___ Data

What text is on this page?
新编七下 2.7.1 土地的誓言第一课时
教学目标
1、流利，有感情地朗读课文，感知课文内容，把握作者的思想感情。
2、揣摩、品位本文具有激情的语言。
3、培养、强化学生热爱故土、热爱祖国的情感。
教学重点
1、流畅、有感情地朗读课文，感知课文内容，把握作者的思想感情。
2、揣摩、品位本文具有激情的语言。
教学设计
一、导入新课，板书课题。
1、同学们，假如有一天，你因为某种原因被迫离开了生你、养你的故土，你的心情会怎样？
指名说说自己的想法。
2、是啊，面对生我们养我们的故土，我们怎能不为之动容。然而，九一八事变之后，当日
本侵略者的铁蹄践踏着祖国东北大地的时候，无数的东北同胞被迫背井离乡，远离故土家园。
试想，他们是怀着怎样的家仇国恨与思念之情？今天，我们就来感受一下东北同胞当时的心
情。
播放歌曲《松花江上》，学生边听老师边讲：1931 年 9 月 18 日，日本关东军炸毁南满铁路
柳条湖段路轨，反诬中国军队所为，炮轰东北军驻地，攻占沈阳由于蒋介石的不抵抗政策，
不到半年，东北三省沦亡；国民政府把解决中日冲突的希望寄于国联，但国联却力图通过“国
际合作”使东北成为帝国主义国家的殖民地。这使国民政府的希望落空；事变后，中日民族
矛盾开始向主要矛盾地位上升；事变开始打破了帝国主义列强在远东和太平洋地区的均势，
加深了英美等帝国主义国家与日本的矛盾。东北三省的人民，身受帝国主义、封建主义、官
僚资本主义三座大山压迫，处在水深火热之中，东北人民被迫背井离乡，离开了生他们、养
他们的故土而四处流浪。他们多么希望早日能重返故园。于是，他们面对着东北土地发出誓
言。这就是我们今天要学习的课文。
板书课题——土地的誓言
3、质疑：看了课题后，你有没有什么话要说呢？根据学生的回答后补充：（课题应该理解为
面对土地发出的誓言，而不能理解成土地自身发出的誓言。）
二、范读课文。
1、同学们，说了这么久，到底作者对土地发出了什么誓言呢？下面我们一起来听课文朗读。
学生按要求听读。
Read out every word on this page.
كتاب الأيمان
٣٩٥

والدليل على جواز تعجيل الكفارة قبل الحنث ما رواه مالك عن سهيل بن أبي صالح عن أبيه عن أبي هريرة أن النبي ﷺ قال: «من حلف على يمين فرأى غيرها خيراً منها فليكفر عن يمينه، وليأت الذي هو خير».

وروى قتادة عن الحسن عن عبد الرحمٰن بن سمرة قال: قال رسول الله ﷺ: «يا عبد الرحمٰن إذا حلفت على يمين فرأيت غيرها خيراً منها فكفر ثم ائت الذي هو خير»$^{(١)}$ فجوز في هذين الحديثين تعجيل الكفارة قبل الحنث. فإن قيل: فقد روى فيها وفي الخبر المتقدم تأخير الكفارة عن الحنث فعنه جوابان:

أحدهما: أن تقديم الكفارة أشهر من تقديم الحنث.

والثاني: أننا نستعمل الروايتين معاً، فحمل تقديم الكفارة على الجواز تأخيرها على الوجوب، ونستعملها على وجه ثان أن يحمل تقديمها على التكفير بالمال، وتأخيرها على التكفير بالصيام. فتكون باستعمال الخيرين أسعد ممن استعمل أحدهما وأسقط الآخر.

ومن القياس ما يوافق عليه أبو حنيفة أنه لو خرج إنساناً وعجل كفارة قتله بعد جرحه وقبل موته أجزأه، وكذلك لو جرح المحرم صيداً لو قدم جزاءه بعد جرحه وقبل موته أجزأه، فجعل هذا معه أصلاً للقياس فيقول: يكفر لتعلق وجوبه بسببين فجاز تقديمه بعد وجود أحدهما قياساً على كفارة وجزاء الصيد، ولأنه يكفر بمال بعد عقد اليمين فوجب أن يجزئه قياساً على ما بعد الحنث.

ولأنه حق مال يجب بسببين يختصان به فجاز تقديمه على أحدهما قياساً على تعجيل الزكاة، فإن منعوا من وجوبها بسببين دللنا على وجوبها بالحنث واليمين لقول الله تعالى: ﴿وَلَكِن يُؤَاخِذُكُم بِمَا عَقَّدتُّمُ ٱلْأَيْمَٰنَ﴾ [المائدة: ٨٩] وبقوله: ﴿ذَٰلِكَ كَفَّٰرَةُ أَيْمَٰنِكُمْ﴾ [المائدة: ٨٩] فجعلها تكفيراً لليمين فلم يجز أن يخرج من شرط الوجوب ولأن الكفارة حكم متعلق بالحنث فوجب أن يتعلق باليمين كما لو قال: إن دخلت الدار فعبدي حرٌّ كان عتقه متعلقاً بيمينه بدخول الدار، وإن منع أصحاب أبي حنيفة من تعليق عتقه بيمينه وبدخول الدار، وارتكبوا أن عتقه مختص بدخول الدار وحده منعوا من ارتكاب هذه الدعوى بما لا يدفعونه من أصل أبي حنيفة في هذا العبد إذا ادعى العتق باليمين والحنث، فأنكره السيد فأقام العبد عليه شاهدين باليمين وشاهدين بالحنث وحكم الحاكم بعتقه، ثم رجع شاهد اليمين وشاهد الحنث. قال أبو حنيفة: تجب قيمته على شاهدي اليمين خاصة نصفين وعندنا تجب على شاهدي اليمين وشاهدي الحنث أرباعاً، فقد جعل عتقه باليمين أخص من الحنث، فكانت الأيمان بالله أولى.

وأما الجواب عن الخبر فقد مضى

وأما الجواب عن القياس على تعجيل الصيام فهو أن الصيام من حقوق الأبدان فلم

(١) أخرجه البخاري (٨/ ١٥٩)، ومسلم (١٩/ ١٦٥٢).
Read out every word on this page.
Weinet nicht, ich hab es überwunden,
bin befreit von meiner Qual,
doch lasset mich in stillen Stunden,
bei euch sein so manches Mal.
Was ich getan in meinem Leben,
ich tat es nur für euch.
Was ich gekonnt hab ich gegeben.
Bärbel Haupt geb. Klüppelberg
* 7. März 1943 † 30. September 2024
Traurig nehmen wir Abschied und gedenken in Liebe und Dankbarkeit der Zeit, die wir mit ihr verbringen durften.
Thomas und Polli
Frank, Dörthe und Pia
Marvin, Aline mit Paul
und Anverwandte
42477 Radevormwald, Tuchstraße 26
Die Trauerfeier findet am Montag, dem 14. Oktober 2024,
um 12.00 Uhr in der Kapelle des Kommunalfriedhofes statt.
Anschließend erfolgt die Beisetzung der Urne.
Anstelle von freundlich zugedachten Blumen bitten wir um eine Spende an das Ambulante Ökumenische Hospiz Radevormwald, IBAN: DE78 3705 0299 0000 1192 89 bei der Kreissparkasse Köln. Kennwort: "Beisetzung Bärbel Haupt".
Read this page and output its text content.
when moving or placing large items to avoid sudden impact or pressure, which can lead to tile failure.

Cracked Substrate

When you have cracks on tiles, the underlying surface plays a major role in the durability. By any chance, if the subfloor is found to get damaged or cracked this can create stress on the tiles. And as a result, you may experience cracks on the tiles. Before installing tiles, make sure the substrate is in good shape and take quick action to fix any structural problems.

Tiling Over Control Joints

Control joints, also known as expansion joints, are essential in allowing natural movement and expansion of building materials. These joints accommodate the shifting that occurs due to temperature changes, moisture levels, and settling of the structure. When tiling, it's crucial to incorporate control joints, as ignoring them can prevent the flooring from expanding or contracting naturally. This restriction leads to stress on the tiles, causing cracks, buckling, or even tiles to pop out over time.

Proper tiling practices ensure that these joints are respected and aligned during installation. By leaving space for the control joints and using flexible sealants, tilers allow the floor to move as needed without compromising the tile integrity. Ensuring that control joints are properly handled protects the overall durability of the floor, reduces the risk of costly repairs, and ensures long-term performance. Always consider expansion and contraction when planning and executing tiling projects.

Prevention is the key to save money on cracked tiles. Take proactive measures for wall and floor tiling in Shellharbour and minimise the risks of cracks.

______

Task to complete
Identify the lines above with the word "الخبر". Copy them.

The output
وروى قتادة عن الحسن عن عبد الرحمٰن بن سمرة قال: قال رسول الله ﷺ: «يا عبد الرحمٰن إذا حلفت على يمين فرأيت غيرها خيراً منها فكفر ثم ائت الذي هو خير»$^{(١)}$ فجوز في هذين الحديثين تعجيل الكفارة قبل الحنث. فإن قيل: فقد روى فيها وفي الخبر المتقدم تأخير الكفارة عن الحنث فعنه جوابان:
وأما الجواب عن الخبر فقد مضى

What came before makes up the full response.